*TEXT SEGMENT*
• • • •
From: Scott Sincoff, ENN
Published February 13, 2012 08:40 AM

Price of Solar Energy Decreasing in India

Solar energy may have a reputation to be more expensive in most parts of the world, but not in India. In the world's second most populous nation, electricity stemming from solar energy is now cheaper than oil-based energy. The Indian government also has an objective to inaugurate 20,000 megawatts of solar panels by 2022. India's solar success may have positive implications for other developing countries to show a new and inexpensive alternative energy source for use in not only for basic heating, but to also use for new and innovative technology.



According to the Bloomberg New Energy Finance (BNEF), prices of solar panels fell 50 percent in 2011, and are now one quarter of the price they were in 2008. The BNEF says that solar electricity now costs 8.78 rupees ($0.18) per kilowatt-hour, compared to 17 rupees ($0.34) per kilowatt-hour for oil-based electricity.

Solar energy also has gotten more support—in terms of monetary investment—over the past year. In 2011, solar energy investments increased in India from $4.2 billion, compared to $0.6 billion in 2010. Gaining more benefactors and becoming inexpensive is an incentive for developing countries to use solar panels to set up an alternative energy source for their electricity grids. However, there are some disadvantages to this plan because of the limited access of electricity to some developing countries.
• • • •
*DATA RECORDS*
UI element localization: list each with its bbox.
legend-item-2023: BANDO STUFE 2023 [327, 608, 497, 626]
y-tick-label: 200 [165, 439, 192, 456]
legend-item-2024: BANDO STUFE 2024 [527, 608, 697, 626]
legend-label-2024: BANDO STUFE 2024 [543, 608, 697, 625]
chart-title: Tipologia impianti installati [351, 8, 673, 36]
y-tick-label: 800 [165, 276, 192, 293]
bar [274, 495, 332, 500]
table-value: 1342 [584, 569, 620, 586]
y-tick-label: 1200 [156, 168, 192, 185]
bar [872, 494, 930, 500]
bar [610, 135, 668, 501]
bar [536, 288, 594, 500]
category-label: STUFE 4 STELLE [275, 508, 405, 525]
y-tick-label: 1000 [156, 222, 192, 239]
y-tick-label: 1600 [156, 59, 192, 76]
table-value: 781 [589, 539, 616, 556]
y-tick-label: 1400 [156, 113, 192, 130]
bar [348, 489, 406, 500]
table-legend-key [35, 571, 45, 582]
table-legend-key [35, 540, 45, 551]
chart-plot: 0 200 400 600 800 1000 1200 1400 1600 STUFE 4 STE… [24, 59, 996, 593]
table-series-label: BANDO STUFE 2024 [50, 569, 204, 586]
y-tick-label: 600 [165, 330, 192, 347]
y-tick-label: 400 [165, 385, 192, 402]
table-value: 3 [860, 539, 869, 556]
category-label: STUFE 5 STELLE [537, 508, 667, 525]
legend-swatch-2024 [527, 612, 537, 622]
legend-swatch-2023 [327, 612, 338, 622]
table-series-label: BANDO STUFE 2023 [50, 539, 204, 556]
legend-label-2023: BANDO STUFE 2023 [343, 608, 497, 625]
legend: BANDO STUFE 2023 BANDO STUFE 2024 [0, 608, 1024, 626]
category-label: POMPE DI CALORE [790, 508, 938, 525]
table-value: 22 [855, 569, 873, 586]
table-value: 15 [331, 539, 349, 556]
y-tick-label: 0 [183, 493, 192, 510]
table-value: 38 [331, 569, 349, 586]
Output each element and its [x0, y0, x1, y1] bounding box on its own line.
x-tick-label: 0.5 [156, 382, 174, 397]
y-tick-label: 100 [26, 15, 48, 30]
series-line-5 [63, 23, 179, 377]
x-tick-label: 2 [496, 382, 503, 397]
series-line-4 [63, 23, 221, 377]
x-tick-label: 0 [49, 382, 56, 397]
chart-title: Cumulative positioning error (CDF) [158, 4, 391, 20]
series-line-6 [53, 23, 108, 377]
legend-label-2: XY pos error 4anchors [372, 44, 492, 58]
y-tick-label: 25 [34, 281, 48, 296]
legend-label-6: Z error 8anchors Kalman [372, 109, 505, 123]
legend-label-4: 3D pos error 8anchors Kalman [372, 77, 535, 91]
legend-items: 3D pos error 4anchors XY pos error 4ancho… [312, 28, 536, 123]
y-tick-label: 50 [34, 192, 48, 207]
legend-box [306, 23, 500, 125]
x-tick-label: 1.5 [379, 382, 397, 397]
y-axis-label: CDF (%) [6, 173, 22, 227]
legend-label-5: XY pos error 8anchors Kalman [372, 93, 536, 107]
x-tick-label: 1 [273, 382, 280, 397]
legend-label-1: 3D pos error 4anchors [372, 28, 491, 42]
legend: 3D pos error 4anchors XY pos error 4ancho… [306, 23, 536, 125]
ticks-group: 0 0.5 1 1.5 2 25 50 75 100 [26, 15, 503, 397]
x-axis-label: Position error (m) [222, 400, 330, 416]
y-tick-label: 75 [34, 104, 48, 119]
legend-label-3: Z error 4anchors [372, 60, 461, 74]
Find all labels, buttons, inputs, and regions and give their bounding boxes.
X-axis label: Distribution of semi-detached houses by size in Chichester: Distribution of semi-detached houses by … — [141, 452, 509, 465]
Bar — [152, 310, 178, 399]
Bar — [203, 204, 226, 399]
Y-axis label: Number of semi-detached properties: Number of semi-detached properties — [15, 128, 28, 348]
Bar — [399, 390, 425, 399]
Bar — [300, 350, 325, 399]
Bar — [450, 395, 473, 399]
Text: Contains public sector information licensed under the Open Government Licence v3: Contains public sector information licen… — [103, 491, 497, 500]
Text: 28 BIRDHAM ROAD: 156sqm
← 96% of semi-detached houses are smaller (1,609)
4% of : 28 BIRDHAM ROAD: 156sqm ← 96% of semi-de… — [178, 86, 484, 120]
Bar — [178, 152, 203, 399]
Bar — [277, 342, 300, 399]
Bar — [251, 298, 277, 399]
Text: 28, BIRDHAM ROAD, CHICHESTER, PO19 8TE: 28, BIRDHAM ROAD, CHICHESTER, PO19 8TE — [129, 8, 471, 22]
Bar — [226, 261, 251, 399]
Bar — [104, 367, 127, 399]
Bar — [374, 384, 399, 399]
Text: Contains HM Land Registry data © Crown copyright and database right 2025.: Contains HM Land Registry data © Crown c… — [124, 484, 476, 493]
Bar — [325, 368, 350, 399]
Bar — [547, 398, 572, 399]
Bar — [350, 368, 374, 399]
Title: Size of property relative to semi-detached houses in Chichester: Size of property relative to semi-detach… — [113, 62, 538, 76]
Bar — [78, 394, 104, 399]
• • • •
*HOW TO COMPLETE THIS TASK*
Output the passage from the solar energy article exactly as it appears, starting with "Price of Solar" and going on through "and innovative technology.".

*PROBLEM SOLUTION*
Price of Solar Energy Decreasing in India

Solar energy may have a reputation to be more expensive in most parts of the world, but not in India. In the world's second most populous nation, electricity stemming from solar energy is now cheaper than oil-based energy. The Indian government also has an objective to inaugurate 20,000 megawatts of solar panels by 2022. India's solar success may have positive implications for other developing countries to show a new and inexpensive alternative energy source for use in not only for basic heating, but to also use for new and innovative technology.